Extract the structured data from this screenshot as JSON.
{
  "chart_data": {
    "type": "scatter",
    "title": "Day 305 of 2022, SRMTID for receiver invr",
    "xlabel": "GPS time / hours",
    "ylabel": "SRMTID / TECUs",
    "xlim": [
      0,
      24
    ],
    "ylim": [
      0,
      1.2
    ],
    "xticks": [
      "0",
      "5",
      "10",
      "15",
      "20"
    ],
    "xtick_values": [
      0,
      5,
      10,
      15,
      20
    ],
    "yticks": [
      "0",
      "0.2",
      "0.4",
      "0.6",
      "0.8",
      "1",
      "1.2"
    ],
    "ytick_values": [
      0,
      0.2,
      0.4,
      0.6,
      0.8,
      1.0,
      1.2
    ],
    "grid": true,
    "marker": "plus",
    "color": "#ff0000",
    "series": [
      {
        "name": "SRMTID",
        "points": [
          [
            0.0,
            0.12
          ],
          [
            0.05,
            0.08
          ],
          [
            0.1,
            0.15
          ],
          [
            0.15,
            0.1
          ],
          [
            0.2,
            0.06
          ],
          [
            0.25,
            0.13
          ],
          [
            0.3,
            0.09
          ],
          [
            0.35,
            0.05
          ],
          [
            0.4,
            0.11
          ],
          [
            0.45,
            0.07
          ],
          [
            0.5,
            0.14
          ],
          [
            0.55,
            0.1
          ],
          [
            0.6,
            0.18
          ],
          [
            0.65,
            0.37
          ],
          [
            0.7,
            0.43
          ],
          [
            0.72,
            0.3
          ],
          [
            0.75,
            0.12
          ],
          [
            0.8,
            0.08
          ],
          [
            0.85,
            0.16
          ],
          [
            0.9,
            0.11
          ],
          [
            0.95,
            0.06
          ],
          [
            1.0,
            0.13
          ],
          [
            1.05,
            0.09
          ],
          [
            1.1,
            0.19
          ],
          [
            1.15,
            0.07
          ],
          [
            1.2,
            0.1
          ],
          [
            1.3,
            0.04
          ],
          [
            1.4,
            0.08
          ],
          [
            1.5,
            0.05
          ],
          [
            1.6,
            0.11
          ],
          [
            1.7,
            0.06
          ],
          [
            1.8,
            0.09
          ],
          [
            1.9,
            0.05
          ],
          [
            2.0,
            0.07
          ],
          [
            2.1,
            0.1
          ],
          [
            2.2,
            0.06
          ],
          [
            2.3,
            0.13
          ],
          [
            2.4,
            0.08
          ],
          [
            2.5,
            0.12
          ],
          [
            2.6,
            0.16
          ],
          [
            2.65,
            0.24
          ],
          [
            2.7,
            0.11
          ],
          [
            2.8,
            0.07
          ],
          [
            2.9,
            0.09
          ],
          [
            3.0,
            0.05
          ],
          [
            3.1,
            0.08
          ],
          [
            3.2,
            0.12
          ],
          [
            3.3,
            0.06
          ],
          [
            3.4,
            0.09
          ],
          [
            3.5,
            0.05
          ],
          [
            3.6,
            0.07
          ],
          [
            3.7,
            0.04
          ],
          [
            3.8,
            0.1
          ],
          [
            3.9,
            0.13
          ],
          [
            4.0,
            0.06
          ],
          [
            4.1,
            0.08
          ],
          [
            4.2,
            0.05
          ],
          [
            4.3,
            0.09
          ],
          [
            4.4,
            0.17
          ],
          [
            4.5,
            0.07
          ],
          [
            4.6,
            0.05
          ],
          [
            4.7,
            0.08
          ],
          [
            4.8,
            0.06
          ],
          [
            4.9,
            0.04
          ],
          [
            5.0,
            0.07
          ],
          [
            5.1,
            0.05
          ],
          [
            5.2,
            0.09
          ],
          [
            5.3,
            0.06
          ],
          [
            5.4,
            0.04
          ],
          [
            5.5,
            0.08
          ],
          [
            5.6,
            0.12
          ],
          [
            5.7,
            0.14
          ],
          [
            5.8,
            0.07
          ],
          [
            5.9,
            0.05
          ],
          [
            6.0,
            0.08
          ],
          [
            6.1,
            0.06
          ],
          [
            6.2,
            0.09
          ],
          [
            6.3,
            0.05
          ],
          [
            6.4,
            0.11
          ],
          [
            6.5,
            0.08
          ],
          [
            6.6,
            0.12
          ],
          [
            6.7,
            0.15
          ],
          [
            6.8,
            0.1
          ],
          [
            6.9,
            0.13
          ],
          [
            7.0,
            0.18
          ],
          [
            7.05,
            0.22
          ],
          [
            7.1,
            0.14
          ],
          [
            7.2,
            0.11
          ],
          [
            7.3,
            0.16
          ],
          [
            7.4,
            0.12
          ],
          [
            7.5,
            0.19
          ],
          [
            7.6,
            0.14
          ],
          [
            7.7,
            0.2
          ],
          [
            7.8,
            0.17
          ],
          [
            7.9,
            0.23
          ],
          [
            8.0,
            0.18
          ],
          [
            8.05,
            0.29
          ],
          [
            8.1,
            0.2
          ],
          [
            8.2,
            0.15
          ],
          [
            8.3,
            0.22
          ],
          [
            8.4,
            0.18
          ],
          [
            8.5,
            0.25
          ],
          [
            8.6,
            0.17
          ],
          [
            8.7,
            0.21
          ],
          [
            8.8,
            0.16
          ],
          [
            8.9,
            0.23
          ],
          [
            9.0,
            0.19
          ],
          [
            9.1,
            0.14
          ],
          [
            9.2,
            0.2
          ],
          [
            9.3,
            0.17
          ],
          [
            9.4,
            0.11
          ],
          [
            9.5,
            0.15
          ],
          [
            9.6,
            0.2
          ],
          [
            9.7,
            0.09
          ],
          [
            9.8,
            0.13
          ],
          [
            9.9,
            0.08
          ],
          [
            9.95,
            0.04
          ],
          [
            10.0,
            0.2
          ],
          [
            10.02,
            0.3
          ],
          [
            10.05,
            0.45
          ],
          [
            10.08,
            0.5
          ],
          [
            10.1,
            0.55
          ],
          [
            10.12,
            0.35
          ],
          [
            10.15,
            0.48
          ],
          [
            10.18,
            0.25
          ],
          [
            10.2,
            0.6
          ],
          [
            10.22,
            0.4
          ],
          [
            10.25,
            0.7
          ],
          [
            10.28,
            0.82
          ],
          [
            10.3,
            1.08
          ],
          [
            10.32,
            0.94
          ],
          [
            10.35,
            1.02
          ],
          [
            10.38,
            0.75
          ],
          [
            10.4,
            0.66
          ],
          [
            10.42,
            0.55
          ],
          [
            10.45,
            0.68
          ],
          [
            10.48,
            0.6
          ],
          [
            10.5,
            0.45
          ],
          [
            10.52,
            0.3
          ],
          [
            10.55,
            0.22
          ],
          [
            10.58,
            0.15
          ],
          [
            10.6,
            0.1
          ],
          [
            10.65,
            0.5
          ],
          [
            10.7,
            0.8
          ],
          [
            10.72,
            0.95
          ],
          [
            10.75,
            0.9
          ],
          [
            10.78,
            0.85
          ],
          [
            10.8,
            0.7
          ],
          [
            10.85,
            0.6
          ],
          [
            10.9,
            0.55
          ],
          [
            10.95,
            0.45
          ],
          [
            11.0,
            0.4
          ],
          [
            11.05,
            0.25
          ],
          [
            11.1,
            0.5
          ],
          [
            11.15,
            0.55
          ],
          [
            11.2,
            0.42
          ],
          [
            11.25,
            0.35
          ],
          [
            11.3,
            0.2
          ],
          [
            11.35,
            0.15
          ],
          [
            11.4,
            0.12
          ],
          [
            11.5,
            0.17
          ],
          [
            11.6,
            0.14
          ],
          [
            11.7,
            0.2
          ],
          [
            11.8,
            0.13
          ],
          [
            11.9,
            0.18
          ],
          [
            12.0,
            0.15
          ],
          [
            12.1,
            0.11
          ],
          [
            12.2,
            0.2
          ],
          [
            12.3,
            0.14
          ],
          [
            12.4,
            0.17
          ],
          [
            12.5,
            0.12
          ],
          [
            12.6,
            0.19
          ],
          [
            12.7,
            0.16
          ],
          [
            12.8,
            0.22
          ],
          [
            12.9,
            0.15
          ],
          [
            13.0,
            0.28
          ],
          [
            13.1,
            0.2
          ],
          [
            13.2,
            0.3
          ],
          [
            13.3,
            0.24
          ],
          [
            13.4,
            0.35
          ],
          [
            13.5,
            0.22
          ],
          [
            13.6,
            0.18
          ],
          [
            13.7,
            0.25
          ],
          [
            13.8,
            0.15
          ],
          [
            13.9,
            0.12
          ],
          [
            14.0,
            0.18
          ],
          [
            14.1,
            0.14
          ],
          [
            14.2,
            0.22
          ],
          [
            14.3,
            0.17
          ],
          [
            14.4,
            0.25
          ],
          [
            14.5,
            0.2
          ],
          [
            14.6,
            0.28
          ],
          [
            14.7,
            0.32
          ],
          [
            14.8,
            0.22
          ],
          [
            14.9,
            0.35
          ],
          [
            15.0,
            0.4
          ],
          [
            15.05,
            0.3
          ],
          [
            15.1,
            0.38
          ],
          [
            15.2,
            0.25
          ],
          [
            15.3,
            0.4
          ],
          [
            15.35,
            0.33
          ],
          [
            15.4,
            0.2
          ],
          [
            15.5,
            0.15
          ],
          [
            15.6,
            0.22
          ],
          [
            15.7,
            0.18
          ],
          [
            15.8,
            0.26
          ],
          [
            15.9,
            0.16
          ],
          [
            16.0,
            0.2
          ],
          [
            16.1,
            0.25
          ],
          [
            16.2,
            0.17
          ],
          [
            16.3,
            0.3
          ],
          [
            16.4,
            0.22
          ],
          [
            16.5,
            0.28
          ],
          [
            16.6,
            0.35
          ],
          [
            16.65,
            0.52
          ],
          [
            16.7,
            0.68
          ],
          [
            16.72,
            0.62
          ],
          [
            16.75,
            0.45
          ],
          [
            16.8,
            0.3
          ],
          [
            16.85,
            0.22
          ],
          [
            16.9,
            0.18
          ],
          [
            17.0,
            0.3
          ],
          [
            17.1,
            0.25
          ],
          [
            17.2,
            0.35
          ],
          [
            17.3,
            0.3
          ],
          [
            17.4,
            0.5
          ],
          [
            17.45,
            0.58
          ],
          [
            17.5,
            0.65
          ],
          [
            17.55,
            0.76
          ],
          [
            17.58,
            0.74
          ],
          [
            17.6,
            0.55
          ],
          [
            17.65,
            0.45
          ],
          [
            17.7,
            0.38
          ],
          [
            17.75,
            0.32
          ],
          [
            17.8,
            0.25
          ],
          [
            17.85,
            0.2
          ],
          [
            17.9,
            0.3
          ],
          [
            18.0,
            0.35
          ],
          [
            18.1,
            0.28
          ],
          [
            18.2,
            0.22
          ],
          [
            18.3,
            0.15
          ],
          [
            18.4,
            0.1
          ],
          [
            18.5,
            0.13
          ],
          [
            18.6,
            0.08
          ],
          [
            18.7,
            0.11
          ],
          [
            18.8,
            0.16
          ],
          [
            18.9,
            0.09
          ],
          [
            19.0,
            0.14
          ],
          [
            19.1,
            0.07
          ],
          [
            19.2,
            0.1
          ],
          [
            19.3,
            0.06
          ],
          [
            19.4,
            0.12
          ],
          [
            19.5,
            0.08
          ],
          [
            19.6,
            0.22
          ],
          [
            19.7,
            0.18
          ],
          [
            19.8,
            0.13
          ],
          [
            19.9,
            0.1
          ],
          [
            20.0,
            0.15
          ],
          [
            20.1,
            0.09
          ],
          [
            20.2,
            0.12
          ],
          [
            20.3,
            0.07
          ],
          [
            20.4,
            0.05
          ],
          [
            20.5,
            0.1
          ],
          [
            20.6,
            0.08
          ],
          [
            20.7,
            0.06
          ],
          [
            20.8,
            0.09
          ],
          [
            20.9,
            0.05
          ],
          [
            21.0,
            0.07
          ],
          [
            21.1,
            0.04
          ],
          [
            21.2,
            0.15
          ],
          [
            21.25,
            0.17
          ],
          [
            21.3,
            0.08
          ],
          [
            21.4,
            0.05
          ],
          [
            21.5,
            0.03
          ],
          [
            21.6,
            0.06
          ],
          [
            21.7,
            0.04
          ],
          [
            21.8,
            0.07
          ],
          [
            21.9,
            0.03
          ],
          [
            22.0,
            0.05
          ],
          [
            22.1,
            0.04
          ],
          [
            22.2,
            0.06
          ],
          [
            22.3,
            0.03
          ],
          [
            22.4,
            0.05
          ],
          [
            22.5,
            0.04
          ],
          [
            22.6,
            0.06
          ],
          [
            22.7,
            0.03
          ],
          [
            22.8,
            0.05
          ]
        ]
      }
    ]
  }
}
· · · · ·
Each line that holds the word "SRMTID" is to be copied.

■ **Output for this task**
    "title": "Day 305 of 2022, SRMTID for receiver invr",
    "ylabel": "SRMTID / TECUs",
        "name": "SRMTID",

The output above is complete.